◆ **STATED PROBLEM**
Please tally the lines of the material below that contain the string "暑い夏に嬉しいおすすめポイント", and reply with the number alone.

(Items listed in a dataset)
====
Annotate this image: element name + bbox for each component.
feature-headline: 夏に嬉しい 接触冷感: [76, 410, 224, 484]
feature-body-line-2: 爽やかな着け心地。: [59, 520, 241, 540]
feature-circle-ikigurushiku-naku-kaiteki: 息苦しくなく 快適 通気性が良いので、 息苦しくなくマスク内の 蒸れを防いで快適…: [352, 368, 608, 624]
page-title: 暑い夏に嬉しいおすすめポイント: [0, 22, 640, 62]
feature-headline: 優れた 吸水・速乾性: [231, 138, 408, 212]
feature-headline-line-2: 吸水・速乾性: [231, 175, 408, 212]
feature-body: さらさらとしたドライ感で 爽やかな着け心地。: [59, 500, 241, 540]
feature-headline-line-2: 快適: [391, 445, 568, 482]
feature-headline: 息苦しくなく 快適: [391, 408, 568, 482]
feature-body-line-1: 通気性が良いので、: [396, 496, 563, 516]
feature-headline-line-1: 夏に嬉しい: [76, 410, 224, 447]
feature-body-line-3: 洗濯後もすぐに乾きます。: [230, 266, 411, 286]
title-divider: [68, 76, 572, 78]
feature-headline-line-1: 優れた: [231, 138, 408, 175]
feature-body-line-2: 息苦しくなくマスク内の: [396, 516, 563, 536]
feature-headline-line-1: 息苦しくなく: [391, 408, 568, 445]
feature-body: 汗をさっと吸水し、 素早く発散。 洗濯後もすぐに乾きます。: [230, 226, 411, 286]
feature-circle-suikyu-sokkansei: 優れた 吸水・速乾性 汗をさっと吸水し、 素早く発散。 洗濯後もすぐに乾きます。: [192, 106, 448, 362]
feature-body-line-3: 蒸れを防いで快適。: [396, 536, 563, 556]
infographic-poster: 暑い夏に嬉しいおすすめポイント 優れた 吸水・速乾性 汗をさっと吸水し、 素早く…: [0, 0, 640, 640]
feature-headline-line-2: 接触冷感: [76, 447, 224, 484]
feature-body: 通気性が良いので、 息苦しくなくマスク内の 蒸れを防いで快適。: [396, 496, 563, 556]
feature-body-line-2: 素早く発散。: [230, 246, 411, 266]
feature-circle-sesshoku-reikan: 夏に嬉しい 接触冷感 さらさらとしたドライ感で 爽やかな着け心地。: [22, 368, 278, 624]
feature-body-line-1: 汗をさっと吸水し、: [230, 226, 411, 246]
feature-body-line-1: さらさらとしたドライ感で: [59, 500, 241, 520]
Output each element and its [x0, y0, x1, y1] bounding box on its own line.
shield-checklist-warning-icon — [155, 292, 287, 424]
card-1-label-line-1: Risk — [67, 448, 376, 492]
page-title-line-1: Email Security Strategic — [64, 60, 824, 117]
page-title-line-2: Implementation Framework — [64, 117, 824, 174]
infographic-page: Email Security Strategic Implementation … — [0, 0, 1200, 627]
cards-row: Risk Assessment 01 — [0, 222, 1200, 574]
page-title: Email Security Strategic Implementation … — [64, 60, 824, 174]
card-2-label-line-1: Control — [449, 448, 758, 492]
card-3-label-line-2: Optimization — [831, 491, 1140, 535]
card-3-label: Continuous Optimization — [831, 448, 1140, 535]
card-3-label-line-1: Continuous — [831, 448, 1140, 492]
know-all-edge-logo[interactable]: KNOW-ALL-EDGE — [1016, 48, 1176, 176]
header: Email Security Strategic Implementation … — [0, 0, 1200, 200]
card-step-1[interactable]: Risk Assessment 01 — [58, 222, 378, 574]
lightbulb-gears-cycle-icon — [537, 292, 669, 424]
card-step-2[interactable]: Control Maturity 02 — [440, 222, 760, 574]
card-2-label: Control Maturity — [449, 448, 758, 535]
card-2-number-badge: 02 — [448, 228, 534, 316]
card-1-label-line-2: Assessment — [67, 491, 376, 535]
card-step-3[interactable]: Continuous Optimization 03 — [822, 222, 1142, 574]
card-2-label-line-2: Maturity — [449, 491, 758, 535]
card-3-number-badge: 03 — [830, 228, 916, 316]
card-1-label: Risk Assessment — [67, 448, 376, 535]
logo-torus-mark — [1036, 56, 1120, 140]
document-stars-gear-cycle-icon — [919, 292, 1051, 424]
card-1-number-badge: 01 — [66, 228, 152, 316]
====
◆ **RESULT OF THIS EXERCISE**
2